Exercise goal: What lines of the data include the string "JSON"? Copy them all.

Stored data
··········
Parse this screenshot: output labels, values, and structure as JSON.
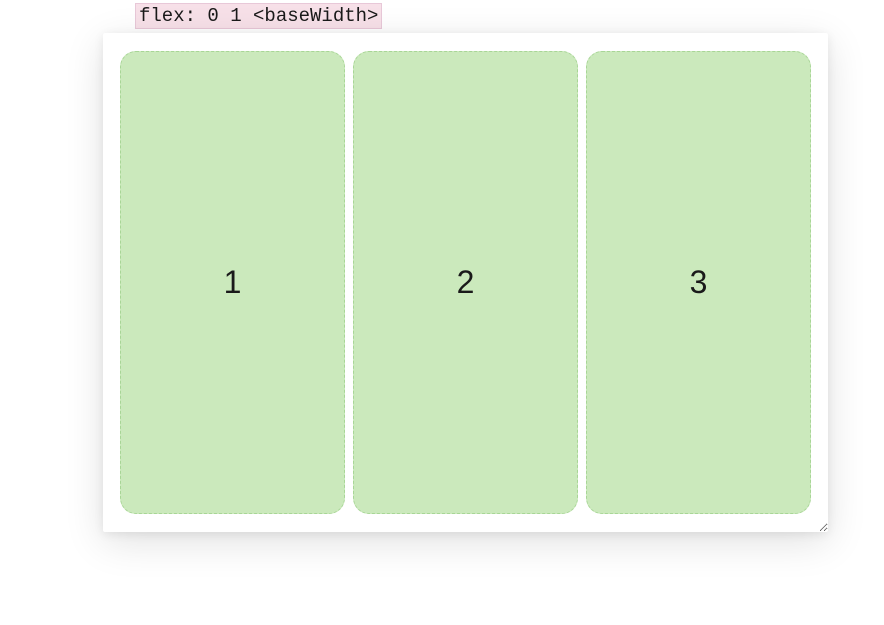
{
  "header": {
    "code_label": "flex: 0 1 <baseWidth>"
  },
  "items": [
    {
      "label": "1"
    },
    {
      "label": "2"
    },
    {
      "label": "3"
    }
  ]
}
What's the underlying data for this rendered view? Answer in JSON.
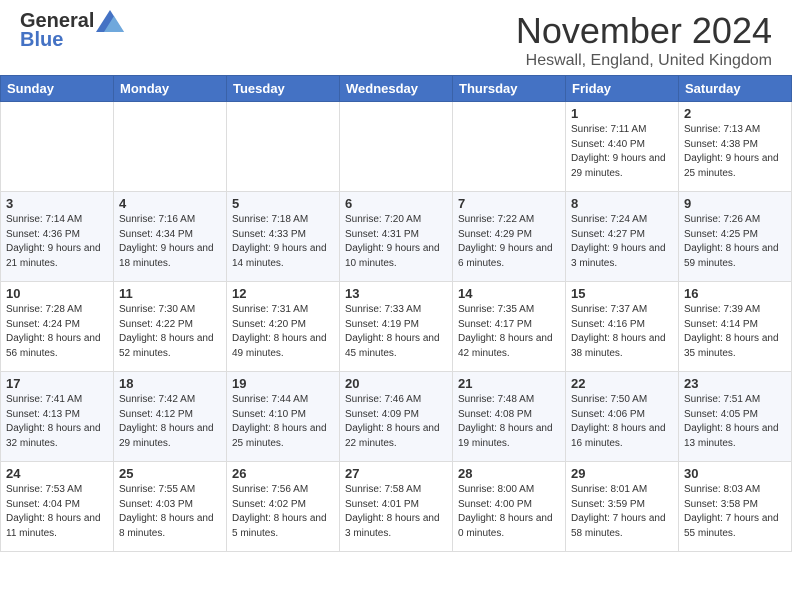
{
  "header": {
    "logo_general": "General",
    "logo_blue": "Blue",
    "title": "November 2024",
    "subtitle": "Heswall, England, United Kingdom"
  },
  "days_of_week": [
    "Sunday",
    "Monday",
    "Tuesday",
    "Wednesday",
    "Thursday",
    "Friday",
    "Saturday"
  ],
  "weeks": [
    [
      {
        "day": "",
        "info": ""
      },
      {
        "day": "",
        "info": ""
      },
      {
        "day": "",
        "info": ""
      },
      {
        "day": "",
        "info": ""
      },
      {
        "day": "",
        "info": ""
      },
      {
        "day": "1",
        "info": "Sunrise: 7:11 AM\nSunset: 4:40 PM\nDaylight: 9 hours and 29 minutes."
      },
      {
        "day": "2",
        "info": "Sunrise: 7:13 AM\nSunset: 4:38 PM\nDaylight: 9 hours and 25 minutes."
      }
    ],
    [
      {
        "day": "3",
        "info": "Sunrise: 7:14 AM\nSunset: 4:36 PM\nDaylight: 9 hours and 21 minutes."
      },
      {
        "day": "4",
        "info": "Sunrise: 7:16 AM\nSunset: 4:34 PM\nDaylight: 9 hours and 18 minutes."
      },
      {
        "day": "5",
        "info": "Sunrise: 7:18 AM\nSunset: 4:33 PM\nDaylight: 9 hours and 14 minutes."
      },
      {
        "day": "6",
        "info": "Sunrise: 7:20 AM\nSunset: 4:31 PM\nDaylight: 9 hours and 10 minutes."
      },
      {
        "day": "7",
        "info": "Sunrise: 7:22 AM\nSunset: 4:29 PM\nDaylight: 9 hours and 6 minutes."
      },
      {
        "day": "8",
        "info": "Sunrise: 7:24 AM\nSunset: 4:27 PM\nDaylight: 9 hours and 3 minutes."
      },
      {
        "day": "9",
        "info": "Sunrise: 7:26 AM\nSunset: 4:25 PM\nDaylight: 8 hours and 59 minutes."
      }
    ],
    [
      {
        "day": "10",
        "info": "Sunrise: 7:28 AM\nSunset: 4:24 PM\nDaylight: 8 hours and 56 minutes."
      },
      {
        "day": "11",
        "info": "Sunrise: 7:30 AM\nSunset: 4:22 PM\nDaylight: 8 hours and 52 minutes."
      },
      {
        "day": "12",
        "info": "Sunrise: 7:31 AM\nSunset: 4:20 PM\nDaylight: 8 hours and 49 minutes."
      },
      {
        "day": "13",
        "info": "Sunrise: 7:33 AM\nSunset: 4:19 PM\nDaylight: 8 hours and 45 minutes."
      },
      {
        "day": "14",
        "info": "Sunrise: 7:35 AM\nSunset: 4:17 PM\nDaylight: 8 hours and 42 minutes."
      },
      {
        "day": "15",
        "info": "Sunrise: 7:37 AM\nSunset: 4:16 PM\nDaylight: 8 hours and 38 minutes."
      },
      {
        "day": "16",
        "info": "Sunrise: 7:39 AM\nSunset: 4:14 PM\nDaylight: 8 hours and 35 minutes."
      }
    ],
    [
      {
        "day": "17",
        "info": "Sunrise: 7:41 AM\nSunset: 4:13 PM\nDaylight: 8 hours and 32 minutes."
      },
      {
        "day": "18",
        "info": "Sunrise: 7:42 AM\nSunset: 4:12 PM\nDaylight: 8 hours and 29 minutes."
      },
      {
        "day": "19",
        "info": "Sunrise: 7:44 AM\nSunset: 4:10 PM\nDaylight: 8 hours and 25 minutes."
      },
      {
        "day": "20",
        "info": "Sunrise: 7:46 AM\nSunset: 4:09 PM\nDaylight: 8 hours and 22 minutes."
      },
      {
        "day": "21",
        "info": "Sunrise: 7:48 AM\nSunset: 4:08 PM\nDaylight: 8 hours and 19 minutes."
      },
      {
        "day": "22",
        "info": "Sunrise: 7:50 AM\nSunset: 4:06 PM\nDaylight: 8 hours and 16 minutes."
      },
      {
        "day": "23",
        "info": "Sunrise: 7:51 AM\nSunset: 4:05 PM\nDaylight: 8 hours and 13 minutes."
      }
    ],
    [
      {
        "day": "24",
        "info": "Sunrise: 7:53 AM\nSunset: 4:04 PM\nDaylight: 8 hours and 11 minutes."
      },
      {
        "day": "25",
        "info": "Sunrise: 7:55 AM\nSunset: 4:03 PM\nDaylight: 8 hours and 8 minutes."
      },
      {
        "day": "26",
        "info": "Sunrise: 7:56 AM\nSunset: 4:02 PM\nDaylight: 8 hours and 5 minutes."
      },
      {
        "day": "27",
        "info": "Sunrise: 7:58 AM\nSunset: 4:01 PM\nDaylight: 8 hours and 3 minutes."
      },
      {
        "day": "28",
        "info": "Sunrise: 8:00 AM\nSunset: 4:00 PM\nDaylight: 8 hours and 0 minutes."
      },
      {
        "day": "29",
        "info": "Sunrise: 8:01 AM\nSunset: 3:59 PM\nDaylight: 7 hours and 58 minutes."
      },
      {
        "day": "30",
        "info": "Sunrise: 8:03 AM\nSunset: 3:58 PM\nDaylight: 7 hours and 55 minutes."
      }
    ]
  ]
}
··········
Exercise result:
Parse this screenshot: output labels, values, and structure as JSON.
What's the underlying data for this rendered view? Answer in JSON.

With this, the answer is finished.